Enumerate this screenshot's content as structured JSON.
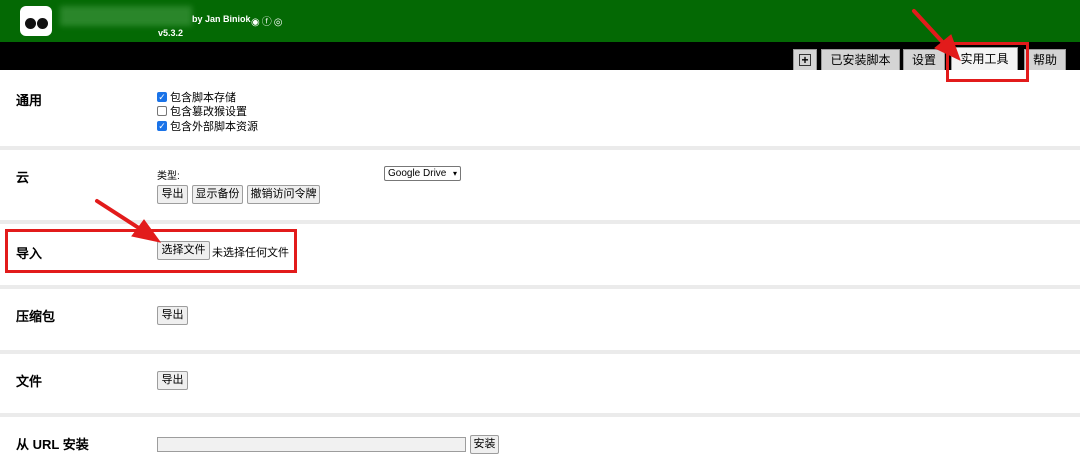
{
  "header": {
    "byline": "by Jan Biniok",
    "social_icons": [
      "github-icon",
      "facebook-icon",
      "instagram-icon"
    ],
    "version": "v5.3.2"
  },
  "tabs": {
    "add_icon": "plus-box-icon",
    "items": [
      {
        "label": "已安装脚本",
        "active": false
      },
      {
        "label": "设置",
        "active": false
      },
      {
        "label": "实用工具",
        "active": true
      },
      {
        "label": "帮助",
        "active": false
      }
    ]
  },
  "general": {
    "label": "通用",
    "options": [
      {
        "label": "包含脚本存储",
        "checked": true
      },
      {
        "label": "包含篡改猴设置",
        "checked": false
      },
      {
        "label": "包含外部脚本资源",
        "checked": true
      }
    ]
  },
  "cloud": {
    "label": "云",
    "type_label": "类型:",
    "type_value": "Google Drive",
    "buttons": [
      "导出",
      "显示备份",
      "撤销访问令牌"
    ]
  },
  "import": {
    "label": "导入",
    "choose_button": "选择文件",
    "no_file_text": "未选择任何文件"
  },
  "zip": {
    "label": "压缩包",
    "export_button": "导出"
  },
  "file": {
    "label": "文件",
    "export_button": "导出"
  },
  "url_install": {
    "label": "从 URL 安装",
    "input_value": "",
    "install_button": "安装"
  },
  "colors": {
    "header_green": "#046904",
    "annotation_red": "#e21b1b",
    "checkbox_blue": "#1a73e8"
  }
}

» **WHAT YOU SHOULD DO**
Pictures in the records above should not be copied. Repeat everything else exactly.

» **TASK RESULT**
Enumerate this screenshot's content as structured JSON.
{
  "header": {
    "byline": "by Jan Biniok",
    "social_icons": [
      "github-icon",
      "facebook-icon",
      "instagram-icon"
    ],
    "version": "v5.3.2"
  },
  "tabs": {
    "add_icon": "plus-box-icon",
    "items": [
      {
        "label": "已安装脚本",
        "active": false
      },
      {
        "label": "设置",
        "active": false
      },
      {
        "label": "实用工具",
        "active": true
      },
      {
        "label": "帮助",
        "active": false
      }
    ]
  },
  "general": {
    "label": "通用",
    "options": [
      {
        "label": "包含脚本存储",
        "checked": true
      },
      {
        "label": "包含篡改猴设置",
        "checked": false
      },
      {
        "label": "包含外部脚本资源",
        "checked": true
      }
    ]
  },
  "cloud": {
    "label": "云",
    "type_label": "类型:",
    "type_value": "Google Drive",
    "buttons": [
      "导出",
      "显示备份",
      "撤销访问令牌"
    ]
  },
  "import": {
    "label": "导入",
    "choose_button": "选择文件",
    "no_file_text": "未选择任何文件"
  },
  "zip": {
    "label": "压缩包",
    "export_button": "导出"
  },
  "file": {
    "label": "文件",
    "export_button": "导出"
  },
  "url_install": {
    "label": "从 URL 安装",
    "input_value": "",
    "install_button": "安装"
  },
  "colors": {
    "header_green": "#046904",
    "annotation_red": "#e21b1b",
    "checkbox_blue": "#1a73e8"
  }
}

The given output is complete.